BEGIN RECORDS TO USE
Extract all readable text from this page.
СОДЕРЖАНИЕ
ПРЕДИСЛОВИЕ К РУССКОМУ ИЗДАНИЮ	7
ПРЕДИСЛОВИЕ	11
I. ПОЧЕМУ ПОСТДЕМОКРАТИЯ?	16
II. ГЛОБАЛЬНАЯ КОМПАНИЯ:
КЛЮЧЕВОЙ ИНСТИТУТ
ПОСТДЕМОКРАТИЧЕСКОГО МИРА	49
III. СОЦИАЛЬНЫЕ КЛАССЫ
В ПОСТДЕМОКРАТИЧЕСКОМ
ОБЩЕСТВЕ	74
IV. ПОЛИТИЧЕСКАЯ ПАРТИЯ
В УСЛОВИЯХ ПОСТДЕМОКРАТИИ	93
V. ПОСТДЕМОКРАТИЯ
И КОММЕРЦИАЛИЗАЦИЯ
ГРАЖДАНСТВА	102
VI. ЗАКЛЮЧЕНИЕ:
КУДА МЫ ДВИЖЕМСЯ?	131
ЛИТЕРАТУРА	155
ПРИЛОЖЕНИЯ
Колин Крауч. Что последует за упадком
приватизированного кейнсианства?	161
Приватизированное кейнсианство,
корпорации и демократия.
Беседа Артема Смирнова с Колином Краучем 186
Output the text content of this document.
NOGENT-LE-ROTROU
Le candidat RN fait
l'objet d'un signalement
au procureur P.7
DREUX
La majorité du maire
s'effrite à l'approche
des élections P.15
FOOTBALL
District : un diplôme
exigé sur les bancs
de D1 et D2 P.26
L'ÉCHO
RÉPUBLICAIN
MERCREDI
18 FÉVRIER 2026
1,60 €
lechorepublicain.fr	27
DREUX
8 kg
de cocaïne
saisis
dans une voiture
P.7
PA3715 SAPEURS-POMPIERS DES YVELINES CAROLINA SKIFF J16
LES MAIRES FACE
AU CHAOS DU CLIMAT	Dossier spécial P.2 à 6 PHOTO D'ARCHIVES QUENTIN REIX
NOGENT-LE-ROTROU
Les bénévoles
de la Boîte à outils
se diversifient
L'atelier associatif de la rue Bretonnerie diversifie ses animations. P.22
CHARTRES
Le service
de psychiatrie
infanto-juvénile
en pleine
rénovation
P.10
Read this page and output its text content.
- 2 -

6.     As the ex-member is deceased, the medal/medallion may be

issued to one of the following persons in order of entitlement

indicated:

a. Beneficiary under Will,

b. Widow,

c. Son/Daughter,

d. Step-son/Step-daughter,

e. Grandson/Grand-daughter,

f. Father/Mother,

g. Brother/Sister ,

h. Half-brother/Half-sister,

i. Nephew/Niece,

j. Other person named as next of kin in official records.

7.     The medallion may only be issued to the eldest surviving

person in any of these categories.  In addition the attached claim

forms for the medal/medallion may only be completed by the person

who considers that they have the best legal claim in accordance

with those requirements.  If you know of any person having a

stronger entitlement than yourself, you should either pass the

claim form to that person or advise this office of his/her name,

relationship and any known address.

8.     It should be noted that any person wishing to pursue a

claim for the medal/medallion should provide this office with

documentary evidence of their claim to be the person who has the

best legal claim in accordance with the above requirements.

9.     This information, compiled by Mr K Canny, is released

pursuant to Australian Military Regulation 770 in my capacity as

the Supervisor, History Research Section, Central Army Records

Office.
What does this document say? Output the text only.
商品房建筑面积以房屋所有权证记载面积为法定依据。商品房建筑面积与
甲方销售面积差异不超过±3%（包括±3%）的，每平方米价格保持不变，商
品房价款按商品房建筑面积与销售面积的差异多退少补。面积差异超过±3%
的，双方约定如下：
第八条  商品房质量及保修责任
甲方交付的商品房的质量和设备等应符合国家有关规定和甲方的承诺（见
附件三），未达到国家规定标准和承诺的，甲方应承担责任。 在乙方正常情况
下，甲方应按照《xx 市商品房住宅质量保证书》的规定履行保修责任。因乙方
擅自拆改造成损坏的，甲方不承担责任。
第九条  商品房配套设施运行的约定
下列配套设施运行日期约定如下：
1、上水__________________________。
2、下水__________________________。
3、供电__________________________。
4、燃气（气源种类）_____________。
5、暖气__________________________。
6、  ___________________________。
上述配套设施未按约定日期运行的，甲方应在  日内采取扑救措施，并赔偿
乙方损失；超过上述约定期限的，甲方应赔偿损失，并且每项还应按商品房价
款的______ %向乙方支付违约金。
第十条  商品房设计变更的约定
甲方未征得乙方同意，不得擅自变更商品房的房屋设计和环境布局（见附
END RECORDS TO USE
◆ WHAT IS REQUIRED ◆
Give all the records again. Match them exactly.

◆ EXERCISE OUTPUT ◆
Extract all readable text from this page.
СОДЕРЖАНИЕ
ПРЕДИСЛОВИЕ К РУССКОМУ ИЗДАНИЮ	7
ПРЕДИСЛОВИЕ	11
I. ПОЧЕМУ ПОСТДЕМОКРАТИЯ?	16
II. ГЛОБАЛЬНАЯ КОМПАНИЯ:
КЛЮЧЕВОЙ ИНСТИТУТ
ПОСТДЕМОКРАТИЧЕСКОГО МИРА	49
III. СОЦИАЛЬНЫЕ КЛАССЫ
В ПОСТДЕМОКРАТИЧЕСКОМ
ОБЩЕСТВЕ	74
IV. ПОЛИТИЧЕСКАЯ ПАРТИЯ
В УСЛОВИЯХ ПОСТДЕМОКРАТИИ	93
V. ПОСТДЕМОКРАТИЯ
И КОММЕРЦИАЛИЗАЦИЯ
ГРАЖДАНСТВА	102
VI. ЗАКЛЮЧЕНИЕ:
КУДА МЫ ДВИЖЕМСЯ?	131
ЛИТЕРАТУРА	155
ПРИЛОЖЕНИЯ
Колин Крауч. Что последует за упадком
приватизированного кейнсианства?	161
Приватизированное кейнсианство,
корпорации и демократия.
Беседа Артема Смирнова с Колином Краучем 186
Output the text content of this document.
NOGENT-LE-ROTROU
Le candidat RN fait
l'objet d'un signalement
au procureur P.7
DREUX
La majorité du maire
s'effrite à l'approche
des élections P.15
FOOTBALL
District : un diplôme
exigé sur les bancs
de D1 et D2 P.26
L'ÉCHO
RÉPUBLICAIN
MERCREDI
18 FÉVRIER 2026
1,60 €
lechorepublicain.fr	27
DREUX
8 kg
de cocaïne
saisis
dans une voiture
P.7
PA3715 SAPEURS-POMPIERS DES YVELINES CAROLINA SKIFF J16
LES MAIRES FACE
AU CHAOS DU CLIMAT	Dossier spécial P.2 à 6 PHOTO D'ARCHIVES QUENTIN REIX
NOGENT-LE-ROTROU
Les bénévoles
de la Boîte à outils
se diversifient
L'atelier associatif de la rue Bretonnerie diversifie ses animations. P.22
CHARTRES
Le service
de psychiatrie
infanto-juvénile
en pleine
rénovation
P.10
Read this page and output its text content.
- 2 -

6.     As the ex-member is deceased, the medal/medallion may be

issued to one of the following persons in order of entitlement

indicated:

a. Beneficiary under Will,

b. Widow,

c. Son/Daughter,

d. Step-son/Step-daughter,

e. Grandson/Grand-daughter,

f. Father/Mother,

g. Brother/Sister ,

h. Half-brother/Half-sister,

i. Nephew/Niece,

j. Other person named as next of kin in official records.

7.     The medallion may only be issued to the eldest surviving

person in any of these categories.  In addition the attached claim

forms for the medal/medallion may only be completed by the person

who considers that they have the best legal claim in accordance

with those requirements.  If you know of any person having a

stronger entitlement than yourself, you should either pass the

claim form to that person or advise this office of his/her name,

relationship and any known address.

8.     It should be noted that any person wishing to pursue a

claim for the medal/medallion should provide this office with

documentary evidence of their claim to be the person who has the

best legal claim in accordance with the above requirements.

9.     This information, compiled by Mr K Canny, is released

pursuant to Australian Military Regulation 770 in my capacity as

the Supervisor, History Research Section, Central Army Records

Office.
What does this document say? Output the text only.
商品房建筑面积以房屋所有权证记载面积为法定依据。商品房建筑面积与
甲方销售面积差异不超过±3%（包括±3%）的，每平方米价格保持不变，商
品房价款按商品房建筑面积与销售面积的差异多退少补。面积差异超过±3%
的，双方约定如下：
第八条  商品房质量及保修责任
甲方交付的商品房的质量和设备等应符合国家有关规定和甲方的承诺（见
附件三），未达到国家规定标准和承诺的，甲方应承担责任。 在乙方正常情况
下，甲方应按照《xx 市商品房住宅质量保证书》的规定履行保修责任。因乙方
擅自拆改造成损坏的，甲方不承担责任。
第九条  商品房配套设施运行的约定
下列配套设施运行日期约定如下：
1、上水__________________________。
2、下水__________________________。
3、供电__________________________。
4、燃气（气源种类）_____________。
5、暖气__________________________。
6、  ___________________________。
上述配套设施未按约定日期运行的，甲方应在  日内采取扑救措施，并赔偿
乙方损失；超过上述约定期限的，甲方应赔偿损失，并且每项还应按商品房价
款的______ %向乙方支付违约金。
第十条  商品房设计变更的约定
甲方未征得乙方同意，不得擅自变更商品房的房屋设计和环境布局（见附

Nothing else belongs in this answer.